WHAT YOU SHOULD DO: Output the full listing below exactly, without the pictures.

STORED ROWS:
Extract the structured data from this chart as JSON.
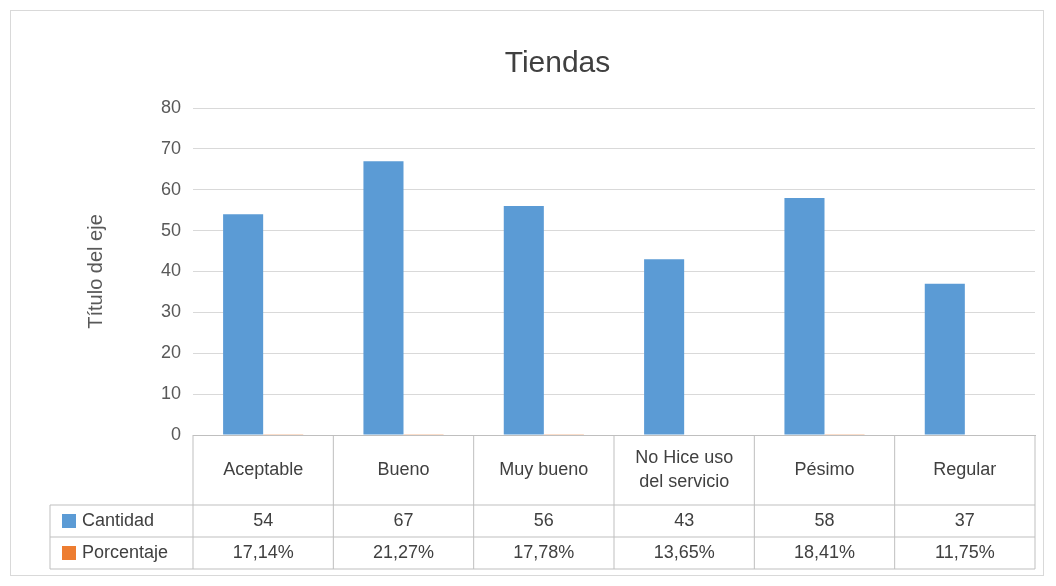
{
  "chart_data": {
    "type": "bar",
    "title": "Tiendas",
    "ylabel": "Título del eje",
    "categories": [
      "Aceptable",
      "Bueno",
      "Muy bueno",
      "No Hice uso del servicio",
      "Pésimo",
      "Regular"
    ],
    "series": [
      {
        "name": "Cantidad",
        "color": "#5b9bd5",
        "values": [
          54,
          67,
          56,
          43,
          58,
          37
        ],
        "value_labels": [
          "54",
          "67",
          "56",
          "43",
          "58",
          "37"
        ]
      },
      {
        "name": "Porcentaje",
        "color": "#ed7d31",
        "values": [
          0.1714,
          0.2127,
          0.1778,
          0.1365,
          0.1841,
          0.1175
        ],
        "value_labels": [
          "17,14%",
          "21,27%",
          "17,78%",
          "13,65%",
          "18,41%",
          "11,75%"
        ]
      }
    ],
    "ylim": [
      0,
      80
    ],
    "yticks": [
      0,
      10,
      20,
      30,
      40,
      50,
      60,
      70,
      80
    ],
    "grid": "y",
    "legend": "bottom left"
  }
}
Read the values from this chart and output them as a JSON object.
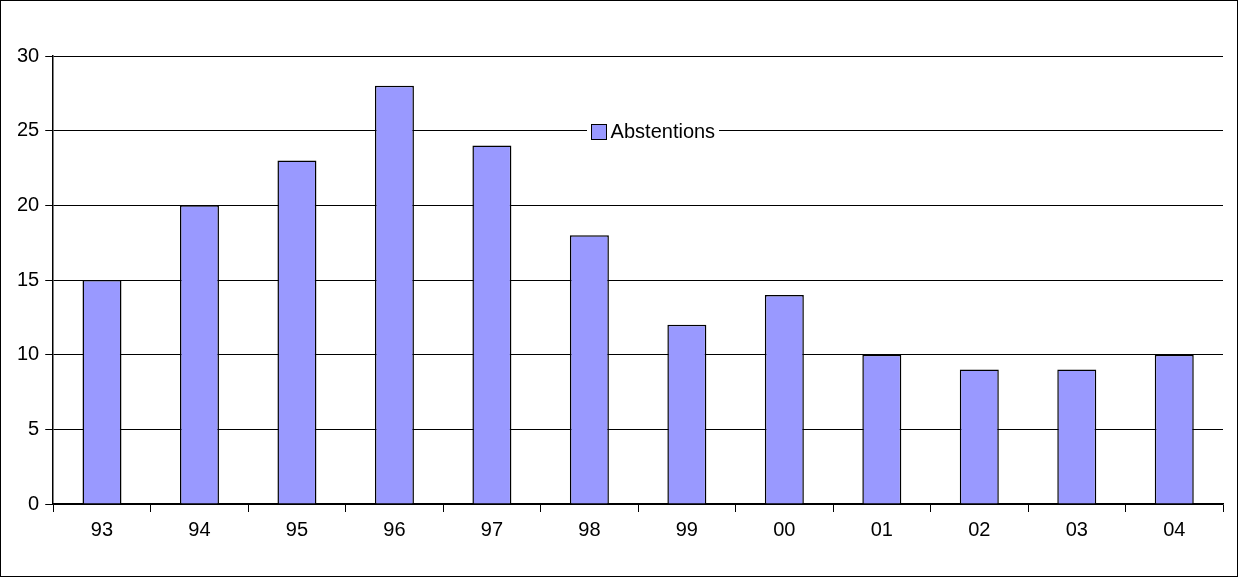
{
  "chart_data": {
    "type": "bar",
    "categories": [
      "93",
      "94",
      "95",
      "96",
      "97",
      "98",
      "99",
      "00",
      "01",
      "02",
      "03",
      "04"
    ],
    "series": [
      {
        "name": "Abstentions",
        "color": "#9999ff",
        "values": [
          15,
          20,
          23,
          28,
          24,
          18,
          12,
          14,
          10,
          9,
          9,
          10
        ]
      }
    ],
    "ylim": [
      0,
      30
    ],
    "yticks": [
      0,
      5,
      10,
      15,
      20,
      25,
      30
    ],
    "grid": "y",
    "legend": "top"
  }
}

RESPONSE:
Extract the structured data from this chart as JSON.
{
  "chart_data": {
    "type": "bar",
    "title": "Tiendas",
    "ylabel": "Título del eje",
    "categories": [
      "Aceptable",
      "Bueno",
      "Muy bueno",
      "No Hice uso del servicio",
      "Pésimo",
      "Regular"
    ],
    "series": [
      {
        "name": "Cantidad",
        "color": "#5b9bd5",
        "values": [
          54,
          67,
          56,
          43,
          58,
          37
        ],
        "value_labels": [
          "54",
          "67",
          "56",
          "43",
          "58",
          "37"
        ]
      },
      {
        "name": "Porcentaje",
        "color": "#ed7d31",
        "values": [
          0.1714,
          0.2127,
          0.1778,
          0.1365,
          0.1841,
          0.1175
        ],
        "value_labels": [
          "17,14%",
          "21,27%",
          "17,78%",
          "13,65%",
          "18,41%",
          "11,75%"
        ]
      }
    ],
    "ylim": [
      0,
      80
    ],
    "yticks": [
      0,
      10,
      20,
      30,
      40,
      50,
      60,
      70,
      80
    ],
    "grid": "y",
    "legend": "bottom left"
  }
}
Read the values from this chart and output them as a JSON object.
{
  "chart_data": {
    "type": "bar",
    "categories": [
      "93",
      "94",
      "95",
      "96",
      "97",
      "98",
      "99",
      "00",
      "01",
      "02",
      "03",
      "04"
    ],
    "series": [
      {
        "name": "Abstentions",
        "color": "#9999ff",
        "values": [
          15,
          20,
          23,
          28,
          24,
          18,
          12,
          14,
          10,
          9,
          9,
          10
        ]
      }
    ],
    "ylim": [
      0,
      30
    ],
    "yticks": [
      0,
      5,
      10,
      15,
      20,
      25,
      30
    ],
    "grid": "y",
    "legend": "top"
  }
}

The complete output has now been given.